Dataset records>
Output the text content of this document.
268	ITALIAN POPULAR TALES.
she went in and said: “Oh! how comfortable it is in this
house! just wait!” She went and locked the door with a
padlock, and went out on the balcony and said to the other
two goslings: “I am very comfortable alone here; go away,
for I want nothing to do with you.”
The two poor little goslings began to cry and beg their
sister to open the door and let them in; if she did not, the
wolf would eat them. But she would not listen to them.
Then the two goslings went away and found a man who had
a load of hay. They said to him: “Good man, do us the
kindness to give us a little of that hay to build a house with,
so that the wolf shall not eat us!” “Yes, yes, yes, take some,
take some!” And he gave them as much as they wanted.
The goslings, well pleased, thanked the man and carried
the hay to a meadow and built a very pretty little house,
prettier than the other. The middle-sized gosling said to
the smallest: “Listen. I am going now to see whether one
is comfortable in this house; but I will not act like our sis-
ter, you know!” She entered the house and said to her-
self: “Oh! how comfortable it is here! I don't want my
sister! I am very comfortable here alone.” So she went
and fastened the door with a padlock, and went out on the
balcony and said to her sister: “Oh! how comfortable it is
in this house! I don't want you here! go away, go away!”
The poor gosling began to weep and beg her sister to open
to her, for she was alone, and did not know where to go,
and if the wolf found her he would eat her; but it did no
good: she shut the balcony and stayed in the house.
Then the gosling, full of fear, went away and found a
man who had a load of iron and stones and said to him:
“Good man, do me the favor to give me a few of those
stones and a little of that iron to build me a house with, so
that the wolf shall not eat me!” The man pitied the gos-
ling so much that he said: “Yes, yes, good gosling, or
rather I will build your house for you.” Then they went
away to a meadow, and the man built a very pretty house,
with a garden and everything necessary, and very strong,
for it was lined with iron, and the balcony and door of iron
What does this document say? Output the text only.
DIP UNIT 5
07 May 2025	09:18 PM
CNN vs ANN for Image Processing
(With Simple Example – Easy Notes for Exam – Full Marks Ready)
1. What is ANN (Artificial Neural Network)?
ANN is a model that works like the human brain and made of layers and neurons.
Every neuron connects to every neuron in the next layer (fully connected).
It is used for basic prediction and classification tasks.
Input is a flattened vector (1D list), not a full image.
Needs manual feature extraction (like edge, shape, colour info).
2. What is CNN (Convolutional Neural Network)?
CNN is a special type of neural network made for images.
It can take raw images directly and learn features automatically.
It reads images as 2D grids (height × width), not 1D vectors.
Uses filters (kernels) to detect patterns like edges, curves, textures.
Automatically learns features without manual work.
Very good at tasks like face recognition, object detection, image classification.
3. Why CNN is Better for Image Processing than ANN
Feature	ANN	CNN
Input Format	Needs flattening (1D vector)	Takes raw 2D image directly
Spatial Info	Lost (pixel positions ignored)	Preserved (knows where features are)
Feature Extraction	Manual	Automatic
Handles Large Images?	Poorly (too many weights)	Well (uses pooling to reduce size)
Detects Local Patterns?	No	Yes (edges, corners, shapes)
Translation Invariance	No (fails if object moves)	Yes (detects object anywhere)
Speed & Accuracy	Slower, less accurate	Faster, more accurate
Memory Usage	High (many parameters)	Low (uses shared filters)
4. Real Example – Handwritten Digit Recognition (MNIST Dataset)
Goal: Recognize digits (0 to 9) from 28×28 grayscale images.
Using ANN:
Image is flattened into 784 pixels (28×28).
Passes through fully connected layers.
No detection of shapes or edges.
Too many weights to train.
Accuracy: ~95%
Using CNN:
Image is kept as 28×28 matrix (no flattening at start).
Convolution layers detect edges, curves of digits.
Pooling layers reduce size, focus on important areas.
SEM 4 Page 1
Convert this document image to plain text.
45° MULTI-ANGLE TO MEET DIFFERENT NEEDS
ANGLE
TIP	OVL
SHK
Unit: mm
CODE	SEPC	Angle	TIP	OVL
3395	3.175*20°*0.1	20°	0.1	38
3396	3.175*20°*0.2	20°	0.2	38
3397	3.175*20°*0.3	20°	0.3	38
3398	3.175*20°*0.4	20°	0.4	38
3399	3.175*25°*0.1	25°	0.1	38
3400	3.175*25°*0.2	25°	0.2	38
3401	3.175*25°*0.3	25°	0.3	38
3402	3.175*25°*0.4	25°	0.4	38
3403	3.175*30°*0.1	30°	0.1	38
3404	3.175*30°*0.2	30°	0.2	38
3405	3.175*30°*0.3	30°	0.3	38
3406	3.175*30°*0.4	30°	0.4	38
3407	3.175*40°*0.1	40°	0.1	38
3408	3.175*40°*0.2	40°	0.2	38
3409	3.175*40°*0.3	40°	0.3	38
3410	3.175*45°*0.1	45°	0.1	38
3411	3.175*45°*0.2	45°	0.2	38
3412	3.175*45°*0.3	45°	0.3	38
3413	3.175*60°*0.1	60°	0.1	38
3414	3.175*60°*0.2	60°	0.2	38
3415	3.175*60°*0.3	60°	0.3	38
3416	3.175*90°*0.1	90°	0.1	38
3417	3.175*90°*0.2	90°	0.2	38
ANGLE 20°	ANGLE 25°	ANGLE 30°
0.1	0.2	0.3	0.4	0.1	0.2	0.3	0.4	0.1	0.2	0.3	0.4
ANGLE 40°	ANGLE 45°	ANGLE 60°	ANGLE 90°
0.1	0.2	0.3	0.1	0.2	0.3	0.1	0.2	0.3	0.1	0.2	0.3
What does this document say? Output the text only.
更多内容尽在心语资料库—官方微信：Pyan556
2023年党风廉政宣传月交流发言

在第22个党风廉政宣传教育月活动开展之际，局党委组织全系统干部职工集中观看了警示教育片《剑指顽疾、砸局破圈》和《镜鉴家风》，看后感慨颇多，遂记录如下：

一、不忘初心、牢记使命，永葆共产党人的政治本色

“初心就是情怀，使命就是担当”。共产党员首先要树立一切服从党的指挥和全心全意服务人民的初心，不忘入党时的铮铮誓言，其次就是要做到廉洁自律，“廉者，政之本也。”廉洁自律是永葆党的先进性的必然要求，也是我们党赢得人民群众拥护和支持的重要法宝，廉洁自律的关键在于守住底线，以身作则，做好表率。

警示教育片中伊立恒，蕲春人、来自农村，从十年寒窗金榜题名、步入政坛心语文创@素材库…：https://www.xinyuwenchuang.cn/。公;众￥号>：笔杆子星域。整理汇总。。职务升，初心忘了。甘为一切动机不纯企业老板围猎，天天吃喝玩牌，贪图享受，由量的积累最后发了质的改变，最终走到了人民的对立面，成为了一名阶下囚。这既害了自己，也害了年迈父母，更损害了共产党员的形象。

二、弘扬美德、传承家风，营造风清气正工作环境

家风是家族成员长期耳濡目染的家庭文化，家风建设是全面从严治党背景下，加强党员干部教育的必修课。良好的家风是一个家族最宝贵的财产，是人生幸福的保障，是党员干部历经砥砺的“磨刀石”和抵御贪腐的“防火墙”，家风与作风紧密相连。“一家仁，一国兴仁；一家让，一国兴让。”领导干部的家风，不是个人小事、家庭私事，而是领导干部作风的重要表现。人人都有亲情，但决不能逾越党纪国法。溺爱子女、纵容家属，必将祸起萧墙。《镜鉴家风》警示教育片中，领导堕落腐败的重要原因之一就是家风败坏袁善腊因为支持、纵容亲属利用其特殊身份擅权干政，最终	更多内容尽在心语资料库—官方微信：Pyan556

What you will do> Show each line holding the word "document".

Finished task>
Output the text content of this document.
What does this document say? Output the text only.
Convert this document image to plain text.
What does this document say? Output the text only.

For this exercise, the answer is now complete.